TASK DATA:
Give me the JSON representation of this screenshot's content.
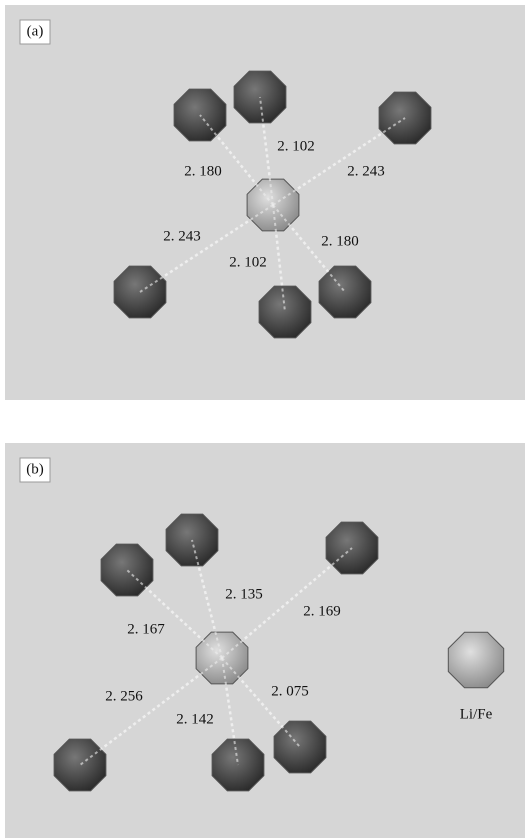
{
  "panels": [
    {
      "label": "(a)",
      "bonds": [
        "2. 180",
        "2. 102",
        "2. 243",
        "2. 243",
        "2. 102",
        "2. 180"
      ]
    },
    {
      "label": "(b)",
      "bonds": [
        "2. 135",
        "2. 169",
        "2. 167",
        "2. 075",
        "2. 256",
        "2. 142"
      ]
    }
  ],
  "legend": {
    "label": "Li/Fe"
  }
}
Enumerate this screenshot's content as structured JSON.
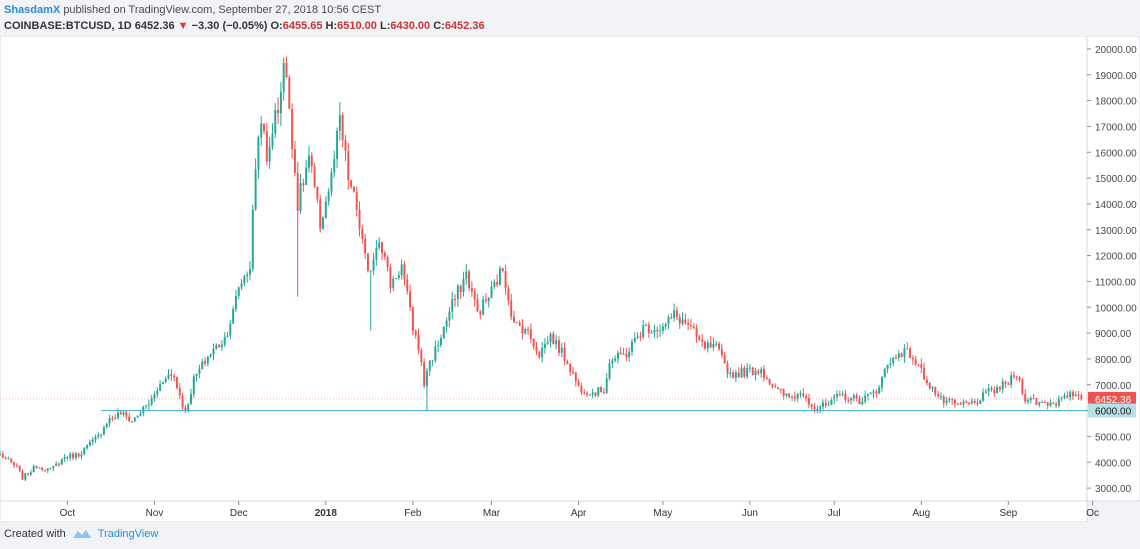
{
  "header": {
    "user": "ShasdamX",
    "published": "published on TradingView.com, September 27, 2018 10:56 CEST",
    "symbol": "COINBASE:BTCUSD, 1D",
    "last": "6452.36",
    "change": "−3.30 (−0.05%)",
    "o_label": "O:",
    "o": "6455.65",
    "h_label": "H:",
    "h": "6510.00",
    "l_label": "L:",
    "l": "6430.00",
    "c_label": "C:",
    "c": "6452.36"
  },
  "footer": {
    "created": "Created with",
    "brand": "TradingView",
    "logo_icon": "tradingview-logo-icon"
  },
  "colors": {
    "up": "#26a69a",
    "down": "#ef5350",
    "support": "#4fb6c6",
    "last_price": "#ef5350"
  },
  "chart_data": {
    "type": "candlestick",
    "y_axis": {
      "min": 2500,
      "max": 20500,
      "ticks": [
        3000,
        4000,
        5000,
        6000,
        7000,
        8000,
        9000,
        10000,
        11000,
        12000,
        13000,
        14000,
        15000,
        16000,
        17000,
        18000,
        19000,
        20000
      ],
      "tick_labels": [
        "3000.00",
        "4000.00",
        "5000.00",
        "6000.00",
        "7000.00",
        "8000.00",
        "9000.00",
        "10000.00",
        "11000.00",
        "12000.00",
        "13000.00",
        "14000.00",
        "15000.00",
        "16000.00",
        "17000.00",
        "18000.00",
        "19000.00",
        "20000.00"
      ]
    },
    "x_axis": {
      "start": "2017-09-07",
      "end": "2018-09-29",
      "ticks": [
        {
          "date": "2017-10-01",
          "label": "Oct"
        },
        {
          "date": "2017-11-01",
          "label": "Nov"
        },
        {
          "date": "2017-12-01",
          "label": "Dec"
        },
        {
          "date": "2018-01-01",
          "label": "2018",
          "bold": true
        },
        {
          "date": "2018-02-01",
          "label": "Feb"
        },
        {
          "date": "2018-03-01",
          "label": "Mar"
        },
        {
          "date": "2018-04-01",
          "label": "Apr"
        },
        {
          "date": "2018-05-01",
          "label": "May"
        },
        {
          "date": "2018-06-01",
          "label": "Jun"
        },
        {
          "date": "2018-07-01",
          "label": "Jul"
        },
        {
          "date": "2018-08-01",
          "label": "Aug"
        },
        {
          "date": "2018-09-01",
          "label": "Sep"
        },
        {
          "date": "2018-10-01",
          "label": "Oc"
        }
      ]
    },
    "approx_closes": [
      [
        "2017-09-07",
        4300
      ],
      [
        "2017-09-13",
        3800
      ],
      [
        "2017-09-15",
        3400
      ],
      [
        "2017-09-20",
        3850
      ],
      [
        "2017-09-25",
        3700
      ],
      [
        "2017-09-30",
        4200
      ],
      [
        "2017-10-05",
        4300
      ],
      [
        "2017-10-12",
        5000
      ],
      [
        "2017-10-15",
        5600
      ],
      [
        "2017-10-20",
        5900
      ],
      [
        "2017-10-24",
        5600
      ],
      [
        "2017-10-31",
        6400
      ],
      [
        "2017-11-05",
        7400
      ],
      [
        "2017-11-08",
        7300
      ],
      [
        "2017-11-10",
        6600
      ],
      [
        "2017-11-12",
        5900
      ],
      [
        "2017-11-15",
        7200
      ],
      [
        "2017-11-20",
        8100
      ],
      [
        "2017-11-26",
        8800
      ],
      [
        "2017-11-29",
        9800
      ],
      [
        "2017-12-01",
        10800
      ],
      [
        "2017-12-05",
        11600
      ],
      [
        "2017-12-07",
        15500
      ],
      [
        "2017-12-09",
        17500
      ],
      [
        "2017-12-11",
        15500
      ],
      [
        "2017-12-13",
        17000
      ],
      [
        "2017-12-15",
        17700
      ],
      [
        "2017-12-17",
        19500
      ],
      [
        "2017-12-19",
        17800
      ],
      [
        "2017-12-22",
        14000
      ],
      [
        "2017-12-26",
        15800
      ],
      [
        "2017-12-30",
        13200
      ],
      [
        "2018-01-03",
        15000
      ],
      [
        "2018-01-06",
        17200
      ],
      [
        "2018-01-09",
        15000
      ],
      [
        "2018-01-12",
        13800
      ],
      [
        "2018-01-16",
        11200
      ],
      [
        "2018-01-20",
        12800
      ],
      [
        "2018-01-24",
        10900
      ],
      [
        "2018-01-28",
        11600
      ],
      [
        "2018-02-01",
        9200
      ],
      [
        "2018-02-03",
        8500
      ],
      [
        "2018-02-05",
        7000
      ],
      [
        "2018-02-06",
        7600
      ],
      [
        "2018-02-10",
        8600
      ],
      [
        "2018-02-15",
        10100
      ],
      [
        "2018-02-20",
        11300
      ],
      [
        "2018-02-24",
        9800
      ],
      [
        "2018-02-28",
        10400
      ],
      [
        "2018-03-05",
        11500
      ],
      [
        "2018-03-09",
        9300
      ],
      [
        "2018-03-13",
        9200
      ],
      [
        "2018-03-18",
        8200
      ],
      [
        "2018-03-22",
        8900
      ],
      [
        "2018-03-28",
        7900
      ],
      [
        "2018-04-01",
        6900
      ],
      [
        "2018-04-06",
        6700
      ],
      [
        "2018-04-10",
        6800
      ],
      [
        "2018-04-12",
        7900
      ],
      [
        "2018-04-18",
        8200
      ],
      [
        "2018-04-24",
        9200
      ],
      [
        "2018-05-01",
        9200
      ],
      [
        "2018-05-05",
        9700
      ],
      [
        "2018-05-10",
        9300
      ],
      [
        "2018-05-15",
        8500
      ],
      [
        "2018-05-20",
        8400
      ],
      [
        "2018-05-25",
        7400
      ],
      [
        "2018-05-30",
        7500
      ],
      [
        "2018-06-05",
        7600
      ],
      [
        "2018-06-10",
        6800
      ],
      [
        "2018-06-15",
        6500
      ],
      [
        "2018-06-20",
        6700
      ],
      [
        "2018-06-24",
        6100
      ],
      [
        "2018-06-29",
        6200
      ],
      [
        "2018-07-03",
        6600
      ],
      [
        "2018-07-10",
        6400
      ],
      [
        "2018-07-16",
        6700
      ],
      [
        "2018-07-18",
        7400
      ],
      [
        "2018-07-24",
        8300
      ],
      [
        "2018-07-28",
        8200
      ],
      [
        "2018-08-04",
        7000
      ],
      [
        "2018-08-08",
        6400
      ],
      [
        "2018-08-14",
        6200
      ],
      [
        "2018-08-20",
        6300
      ],
      [
        "2018-08-25",
        6700
      ],
      [
        "2018-08-31",
        7000
      ],
      [
        "2018-09-04",
        7400
      ],
      [
        "2018-09-07",
        6500
      ],
      [
        "2018-09-12",
        6300
      ],
      [
        "2018-09-18",
        6300
      ],
      [
        "2018-09-21",
        6700
      ],
      [
        "2018-09-25",
        6500
      ],
      [
        "2018-09-27",
        6452
      ]
    ],
    "notable_wicks": [
      [
        "2017-12-22",
        10400
      ],
      [
        "2018-01-17",
        9100
      ],
      [
        "2018-02-06",
        6000
      ]
    ],
    "support_line": {
      "value": 6000,
      "label": "6000.00",
      "from": "2017-10-13"
    },
    "last_price_line": {
      "value": 6452.36,
      "label": "6452.36"
    }
  }
}
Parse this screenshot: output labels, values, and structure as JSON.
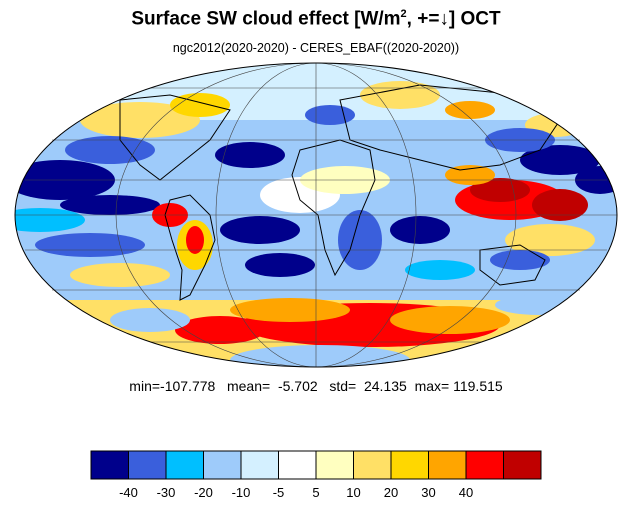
{
  "title": {
    "main": "Surface SW cloud effect [W/m",
    "sup": "2",
    "tail": ", +=↓]  OCT"
  },
  "subtitle": "ngc2012(2020-2020) - CERES_EBAF((2020-2020))",
  "stats": {
    "min_label": "min=",
    "min": "-107.778",
    "mean_label": "mean=",
    "mean": "-5.702",
    "std_label": "std=",
    "std": "24.135",
    "max_label": "max=",
    "max": "119.515"
  },
  "colorbar": {
    "colors": [
      "#00008b",
      "#3a5fdc",
      "#00bfff",
      "#9ecbfa",
      "#d4f0ff",
      "#ffffff",
      "#ffffc0",
      "#ffe066",
      "#ffd700",
      "#ffa500",
      "#ff0000",
      "#c00000"
    ],
    "labels": [
      "-40",
      "-30",
      "-20",
      "-10",
      "-5",
      "5",
      "10",
      "20",
      "30",
      "40"
    ]
  },
  "map": {
    "projection": "mollweide",
    "field": "Surface SW cloud effect",
    "month": "OCT"
  }
}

DIRECTION: In the copy, leave out all pictures, and retype exactly each line from the one with "Parse this screenshot: output" through the last line of the entries.

FULL RESPONSE:
Parse this screenshot: output labels, values, and structure as JSON.
{
  "title": {
    "main": "Surface SW cloud effect [W/m",
    "sup": "2",
    "tail": ", +=↓]  OCT"
  },
  "subtitle": "ngc2012(2020-2020) - CERES_EBAF((2020-2020))",
  "stats": {
    "min_label": "min=",
    "min": "-107.778",
    "mean_label": "mean=",
    "mean": "-5.702",
    "std_label": "std=",
    "std": "24.135",
    "max_label": "max=",
    "max": "119.515"
  },
  "colorbar": {
    "colors": [
      "#00008b",
      "#3a5fdc",
      "#00bfff",
      "#9ecbfa",
      "#d4f0ff",
      "#ffffff",
      "#ffffc0",
      "#ffe066",
      "#ffd700",
      "#ffa500",
      "#ff0000",
      "#c00000"
    ],
    "labels": [
      "-40",
      "-30",
      "-20",
      "-10",
      "-5",
      "5",
      "10",
      "20",
      "30",
      "40"
    ]
  },
  "map": {
    "projection": "mollweide",
    "field": "Surface SW cloud effect",
    "month": "OCT"
  }
}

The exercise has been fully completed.